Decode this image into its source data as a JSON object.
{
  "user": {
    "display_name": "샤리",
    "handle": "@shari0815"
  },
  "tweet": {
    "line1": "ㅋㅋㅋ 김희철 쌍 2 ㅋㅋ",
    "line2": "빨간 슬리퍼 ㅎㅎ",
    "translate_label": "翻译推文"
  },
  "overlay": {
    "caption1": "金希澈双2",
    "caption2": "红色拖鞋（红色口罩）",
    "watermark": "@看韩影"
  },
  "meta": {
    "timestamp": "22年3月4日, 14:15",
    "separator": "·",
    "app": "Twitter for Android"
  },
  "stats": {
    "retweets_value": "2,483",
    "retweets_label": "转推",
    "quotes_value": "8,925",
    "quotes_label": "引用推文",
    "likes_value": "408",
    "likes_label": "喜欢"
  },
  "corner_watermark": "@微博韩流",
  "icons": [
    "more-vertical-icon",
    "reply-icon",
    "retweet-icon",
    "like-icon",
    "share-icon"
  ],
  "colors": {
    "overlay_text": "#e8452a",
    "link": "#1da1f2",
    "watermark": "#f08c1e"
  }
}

::::

Copy the records above exactly as they appear.

SOLUTION:
Decode this image into its source data as a JSON object.
{
  "user": {
    "display_name": "샤리",
    "handle": "@shari0815"
  },
  "tweet": {
    "line1": "ㅋㅋㅋ 김희철 쌍 2 ㅋㅋ",
    "line2": "빨간 슬리퍼 ㅎㅎ",
    "translate_label": "翻译推文"
  },
  "overlay": {
    "caption1": "金希澈双2",
    "caption2": "红色拖鞋（红色口罩）",
    "watermark": "@看韩影"
  },
  "meta": {
    "timestamp": "22年3月4日, 14:15",
    "separator": "·",
    "app": "Twitter for Android"
  },
  "stats": {
    "retweets_value": "2,483",
    "retweets_label": "转推",
    "quotes_value": "8,925",
    "quotes_label": "引用推文",
    "likes_value": "408",
    "likes_label": "喜欢"
  },
  "corner_watermark": "@微博韩流",
  "icons": [
    "more-vertical-icon",
    "reply-icon",
    "retweet-icon",
    "like-icon",
    "share-icon"
  ],
  "colors": {
    "overlay_text": "#e8452a",
    "link": "#1da1f2",
    "watermark": "#f08c1e"
  }
}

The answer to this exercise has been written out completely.